Data items
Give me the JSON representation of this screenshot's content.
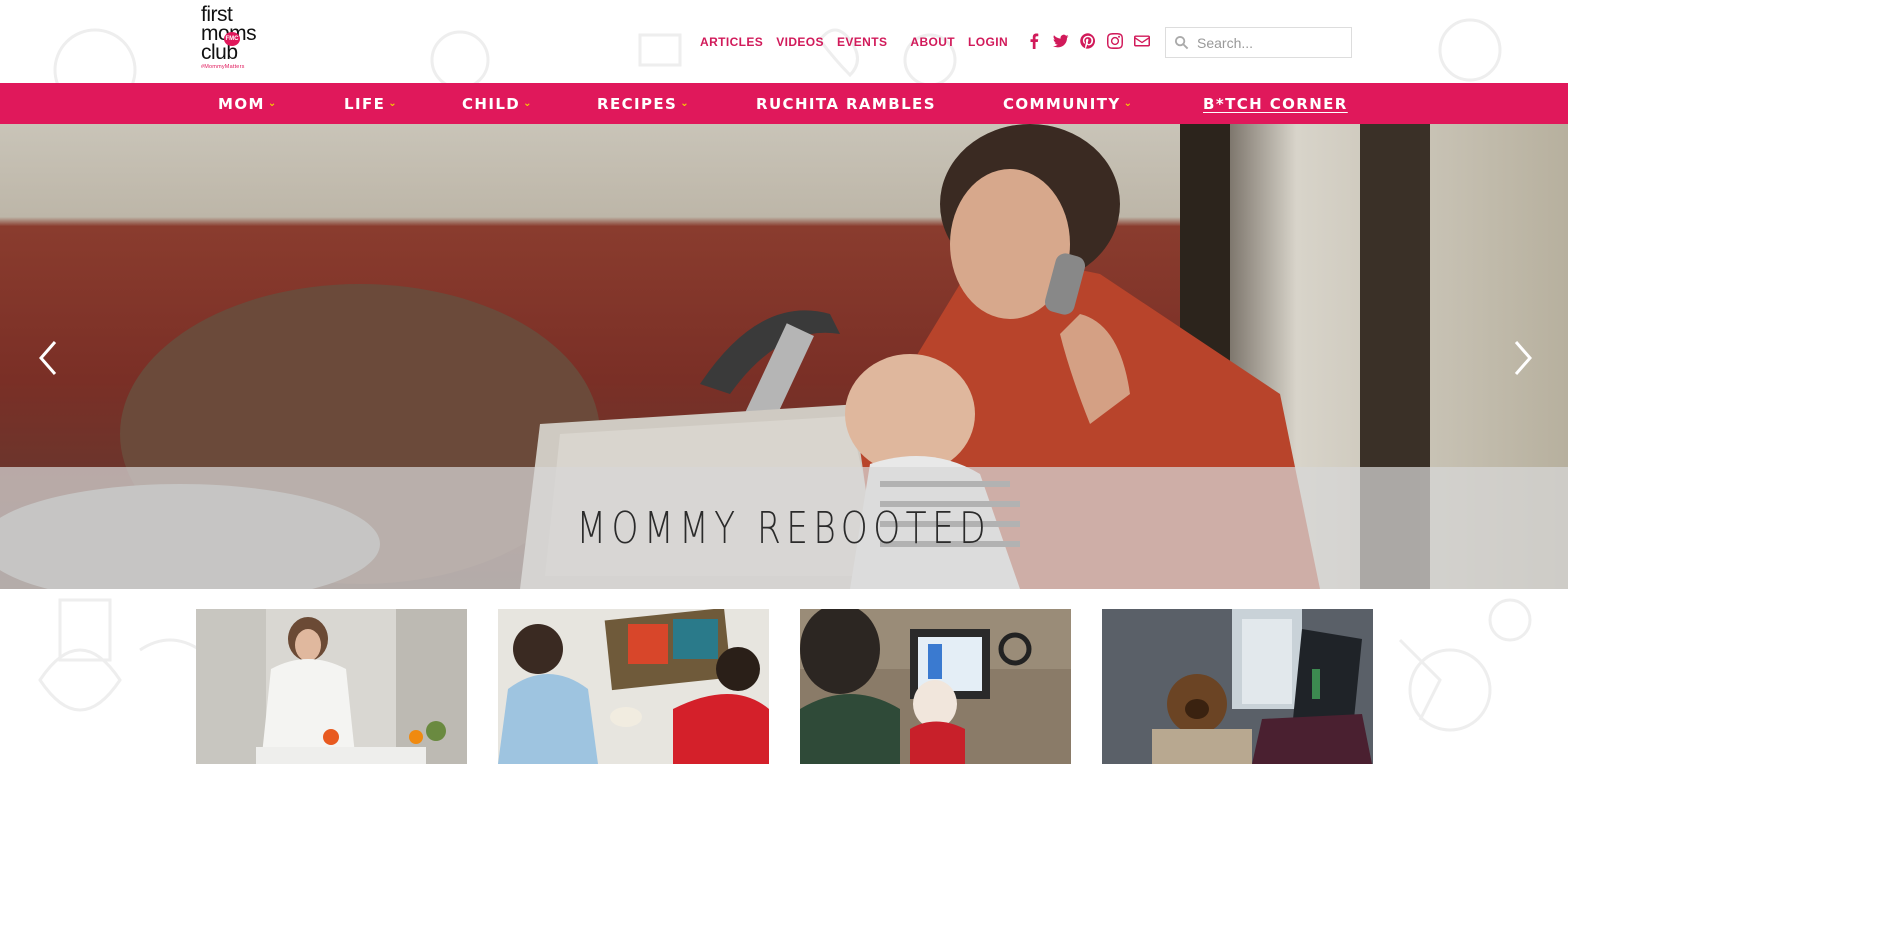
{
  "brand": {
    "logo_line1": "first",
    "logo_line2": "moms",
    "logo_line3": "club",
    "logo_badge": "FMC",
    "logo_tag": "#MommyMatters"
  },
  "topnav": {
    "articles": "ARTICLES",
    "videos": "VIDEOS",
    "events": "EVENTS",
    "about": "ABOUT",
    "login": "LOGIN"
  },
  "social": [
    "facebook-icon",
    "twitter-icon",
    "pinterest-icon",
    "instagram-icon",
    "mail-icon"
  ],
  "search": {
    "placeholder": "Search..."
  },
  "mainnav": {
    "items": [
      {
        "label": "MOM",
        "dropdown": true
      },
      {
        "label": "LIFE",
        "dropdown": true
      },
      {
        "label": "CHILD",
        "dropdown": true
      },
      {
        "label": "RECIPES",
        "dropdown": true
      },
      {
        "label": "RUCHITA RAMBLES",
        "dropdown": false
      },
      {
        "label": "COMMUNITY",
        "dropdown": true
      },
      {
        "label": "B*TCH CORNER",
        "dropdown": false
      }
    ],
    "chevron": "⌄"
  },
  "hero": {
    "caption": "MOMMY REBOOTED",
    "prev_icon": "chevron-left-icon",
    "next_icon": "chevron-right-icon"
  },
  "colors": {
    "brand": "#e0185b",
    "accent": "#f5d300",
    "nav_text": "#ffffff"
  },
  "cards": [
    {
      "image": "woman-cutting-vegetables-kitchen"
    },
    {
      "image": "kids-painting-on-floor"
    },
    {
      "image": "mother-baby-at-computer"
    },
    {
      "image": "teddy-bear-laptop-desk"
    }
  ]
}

...

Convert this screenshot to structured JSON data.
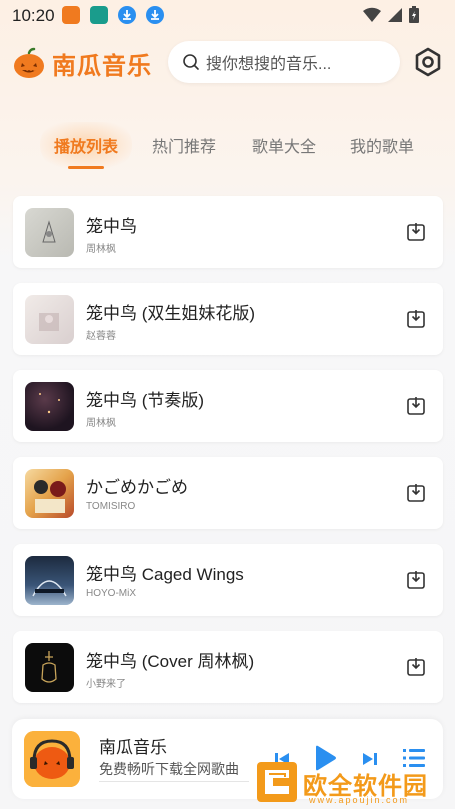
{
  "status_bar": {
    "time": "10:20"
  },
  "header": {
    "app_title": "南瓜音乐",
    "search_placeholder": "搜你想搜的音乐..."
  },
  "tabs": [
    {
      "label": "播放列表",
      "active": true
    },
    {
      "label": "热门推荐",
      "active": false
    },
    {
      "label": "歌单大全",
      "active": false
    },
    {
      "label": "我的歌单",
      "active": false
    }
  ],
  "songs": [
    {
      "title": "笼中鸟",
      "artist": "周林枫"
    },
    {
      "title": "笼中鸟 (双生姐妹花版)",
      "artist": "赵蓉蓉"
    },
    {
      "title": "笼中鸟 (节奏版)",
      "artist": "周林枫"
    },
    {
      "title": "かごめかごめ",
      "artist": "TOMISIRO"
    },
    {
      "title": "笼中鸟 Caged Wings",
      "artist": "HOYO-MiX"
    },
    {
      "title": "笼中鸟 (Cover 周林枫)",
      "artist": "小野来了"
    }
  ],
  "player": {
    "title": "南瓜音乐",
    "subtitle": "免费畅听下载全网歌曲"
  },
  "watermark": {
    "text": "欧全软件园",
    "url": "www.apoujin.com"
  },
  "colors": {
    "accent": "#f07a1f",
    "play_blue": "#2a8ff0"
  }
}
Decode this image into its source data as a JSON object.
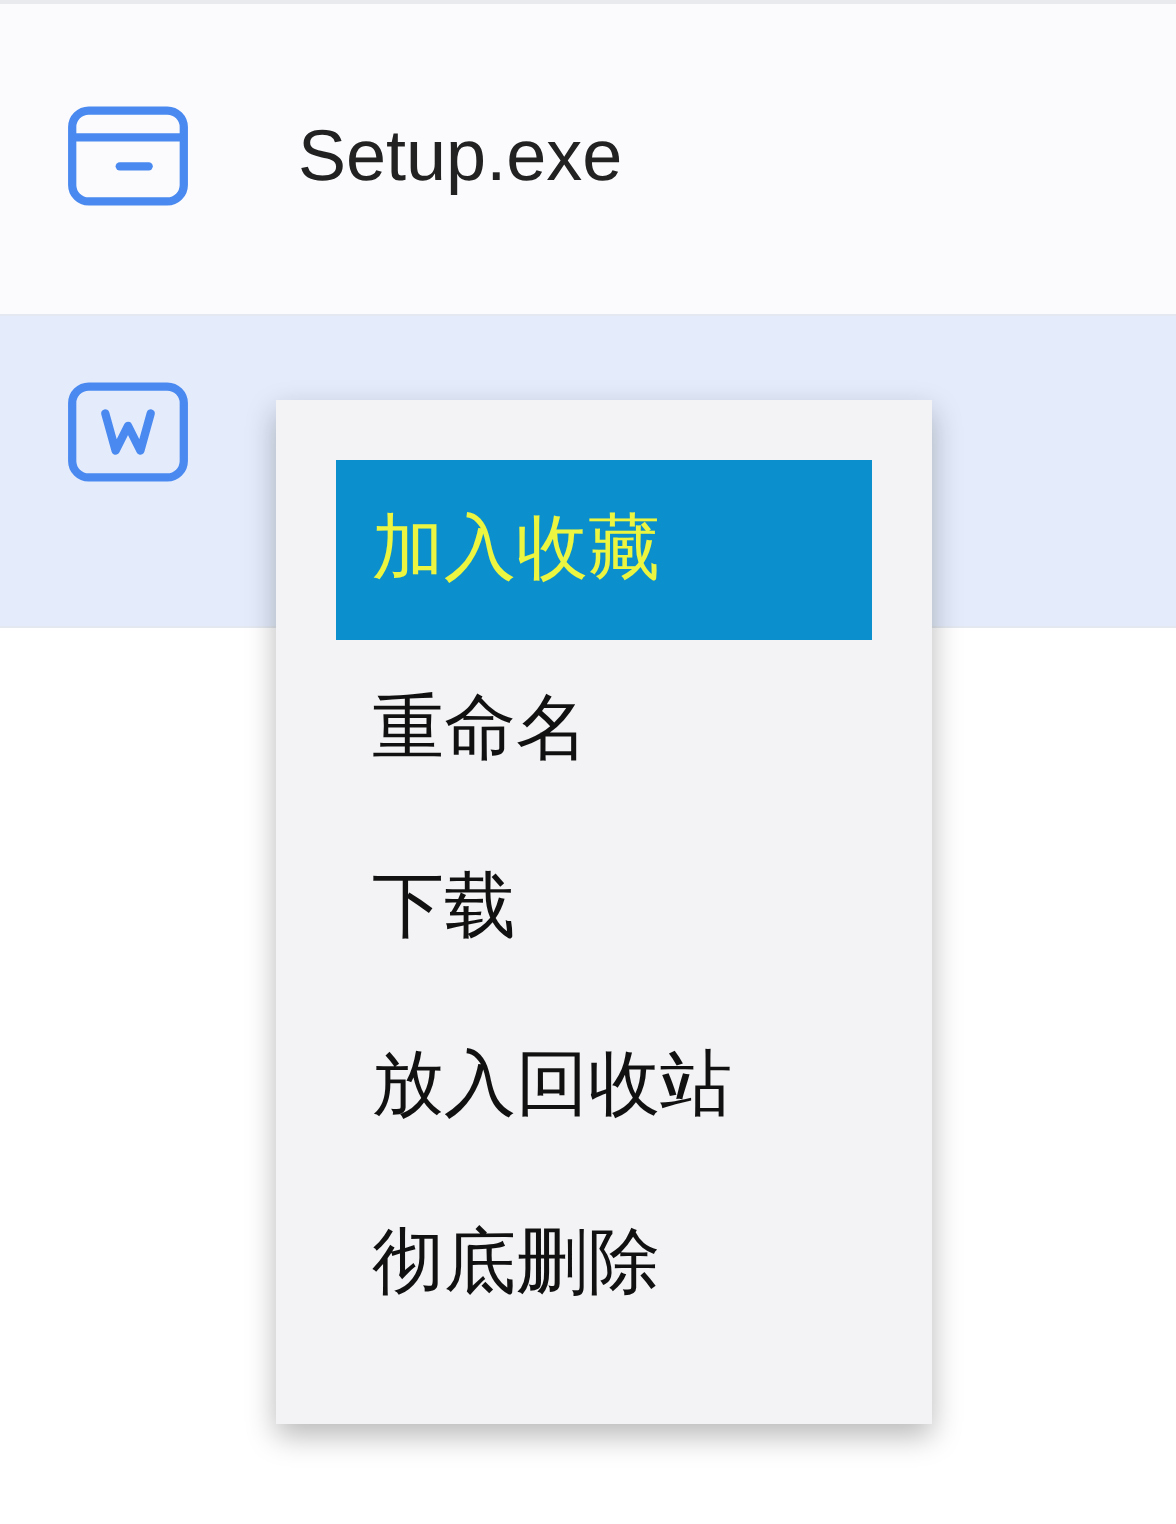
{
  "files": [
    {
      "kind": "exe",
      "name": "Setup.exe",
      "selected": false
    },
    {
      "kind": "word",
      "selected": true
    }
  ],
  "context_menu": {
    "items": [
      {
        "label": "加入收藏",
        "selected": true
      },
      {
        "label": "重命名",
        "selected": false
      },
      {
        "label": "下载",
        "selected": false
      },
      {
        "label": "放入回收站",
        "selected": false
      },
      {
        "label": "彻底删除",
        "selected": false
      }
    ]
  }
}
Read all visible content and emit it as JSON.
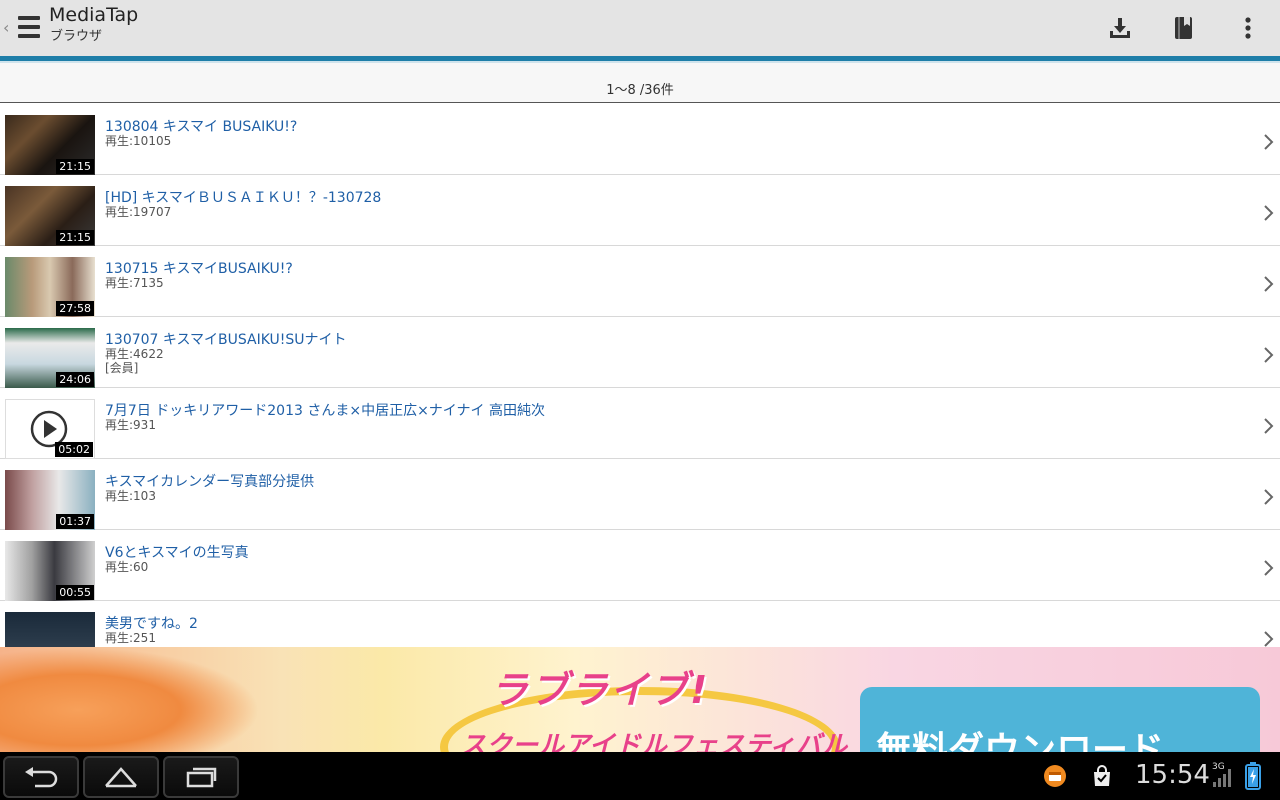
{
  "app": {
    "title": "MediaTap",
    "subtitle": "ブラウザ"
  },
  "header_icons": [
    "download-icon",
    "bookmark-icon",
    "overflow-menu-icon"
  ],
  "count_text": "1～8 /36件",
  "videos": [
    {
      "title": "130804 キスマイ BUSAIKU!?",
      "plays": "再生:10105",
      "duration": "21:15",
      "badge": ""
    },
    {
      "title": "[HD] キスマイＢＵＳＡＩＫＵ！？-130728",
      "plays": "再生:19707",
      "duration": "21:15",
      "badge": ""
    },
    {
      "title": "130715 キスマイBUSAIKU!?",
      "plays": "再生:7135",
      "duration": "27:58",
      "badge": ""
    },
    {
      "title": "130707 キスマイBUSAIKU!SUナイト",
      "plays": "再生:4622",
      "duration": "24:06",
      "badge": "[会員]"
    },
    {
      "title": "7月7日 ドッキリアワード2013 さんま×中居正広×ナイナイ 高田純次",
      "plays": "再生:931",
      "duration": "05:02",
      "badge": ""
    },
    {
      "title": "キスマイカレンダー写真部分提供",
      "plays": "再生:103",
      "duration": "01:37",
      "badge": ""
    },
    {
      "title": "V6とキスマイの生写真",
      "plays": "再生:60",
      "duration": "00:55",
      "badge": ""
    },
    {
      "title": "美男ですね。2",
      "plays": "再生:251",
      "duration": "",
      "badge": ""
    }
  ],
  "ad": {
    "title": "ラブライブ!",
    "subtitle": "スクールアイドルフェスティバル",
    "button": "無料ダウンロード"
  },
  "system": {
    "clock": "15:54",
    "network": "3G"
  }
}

--

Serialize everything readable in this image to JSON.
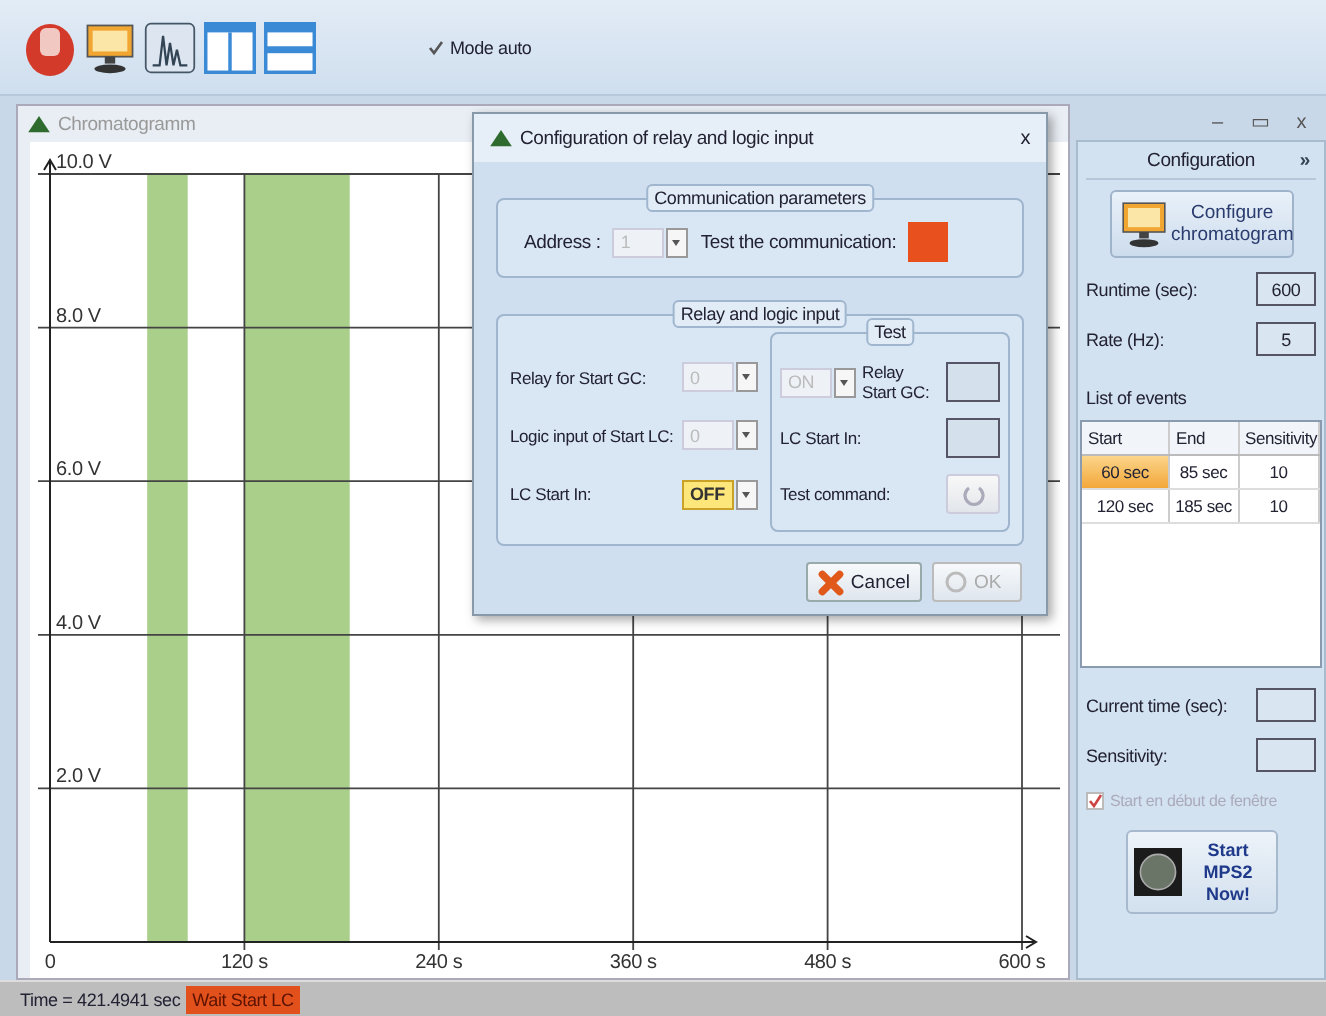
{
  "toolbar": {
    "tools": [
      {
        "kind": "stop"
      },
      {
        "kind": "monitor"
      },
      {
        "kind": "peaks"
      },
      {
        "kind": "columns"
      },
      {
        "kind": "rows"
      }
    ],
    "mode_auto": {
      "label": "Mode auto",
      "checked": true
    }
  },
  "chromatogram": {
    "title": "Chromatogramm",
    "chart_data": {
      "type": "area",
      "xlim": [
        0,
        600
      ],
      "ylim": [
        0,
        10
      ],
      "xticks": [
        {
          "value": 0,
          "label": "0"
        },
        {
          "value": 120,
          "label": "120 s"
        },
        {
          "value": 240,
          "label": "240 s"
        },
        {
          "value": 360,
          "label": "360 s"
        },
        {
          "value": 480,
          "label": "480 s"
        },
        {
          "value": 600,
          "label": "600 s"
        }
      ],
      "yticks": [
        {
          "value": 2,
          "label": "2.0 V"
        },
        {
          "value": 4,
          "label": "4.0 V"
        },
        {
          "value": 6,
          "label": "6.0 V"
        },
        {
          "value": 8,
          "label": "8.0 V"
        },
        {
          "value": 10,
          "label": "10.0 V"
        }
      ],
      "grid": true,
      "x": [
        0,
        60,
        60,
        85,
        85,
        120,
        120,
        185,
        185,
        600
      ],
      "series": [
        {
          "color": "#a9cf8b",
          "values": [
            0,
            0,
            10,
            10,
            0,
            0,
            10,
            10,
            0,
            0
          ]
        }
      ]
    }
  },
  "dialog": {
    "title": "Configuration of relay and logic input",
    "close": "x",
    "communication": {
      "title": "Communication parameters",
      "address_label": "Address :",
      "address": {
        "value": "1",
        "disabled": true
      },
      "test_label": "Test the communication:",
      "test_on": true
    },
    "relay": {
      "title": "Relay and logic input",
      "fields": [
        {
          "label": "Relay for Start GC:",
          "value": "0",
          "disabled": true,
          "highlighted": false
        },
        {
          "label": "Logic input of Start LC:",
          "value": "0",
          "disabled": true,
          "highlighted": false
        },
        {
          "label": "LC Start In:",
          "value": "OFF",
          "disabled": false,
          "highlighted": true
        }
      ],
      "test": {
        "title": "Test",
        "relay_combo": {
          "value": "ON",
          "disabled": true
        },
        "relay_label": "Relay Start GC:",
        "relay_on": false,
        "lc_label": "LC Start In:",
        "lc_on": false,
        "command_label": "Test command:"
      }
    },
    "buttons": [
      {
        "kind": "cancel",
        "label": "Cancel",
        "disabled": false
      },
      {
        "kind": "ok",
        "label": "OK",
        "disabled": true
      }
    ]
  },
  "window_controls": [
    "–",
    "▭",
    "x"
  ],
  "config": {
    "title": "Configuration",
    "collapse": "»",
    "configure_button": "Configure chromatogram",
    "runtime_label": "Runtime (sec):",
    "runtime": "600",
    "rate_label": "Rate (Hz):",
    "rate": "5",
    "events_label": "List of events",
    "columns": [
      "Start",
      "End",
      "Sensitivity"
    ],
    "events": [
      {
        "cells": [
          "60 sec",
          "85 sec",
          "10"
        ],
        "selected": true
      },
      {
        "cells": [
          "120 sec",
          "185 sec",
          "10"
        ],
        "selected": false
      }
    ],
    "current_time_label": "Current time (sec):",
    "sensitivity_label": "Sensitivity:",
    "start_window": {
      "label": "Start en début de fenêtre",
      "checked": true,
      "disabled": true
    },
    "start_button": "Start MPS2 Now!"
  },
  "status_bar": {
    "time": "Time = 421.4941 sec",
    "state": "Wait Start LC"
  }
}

• _WHAT TO DO_
Search the entries for the word "screenshot" and copy every line that has it.

• _SOLVED PROBLEM_
Give me the JSON representation of this screenshot's content.
Convert this screenshot to structured JSON data.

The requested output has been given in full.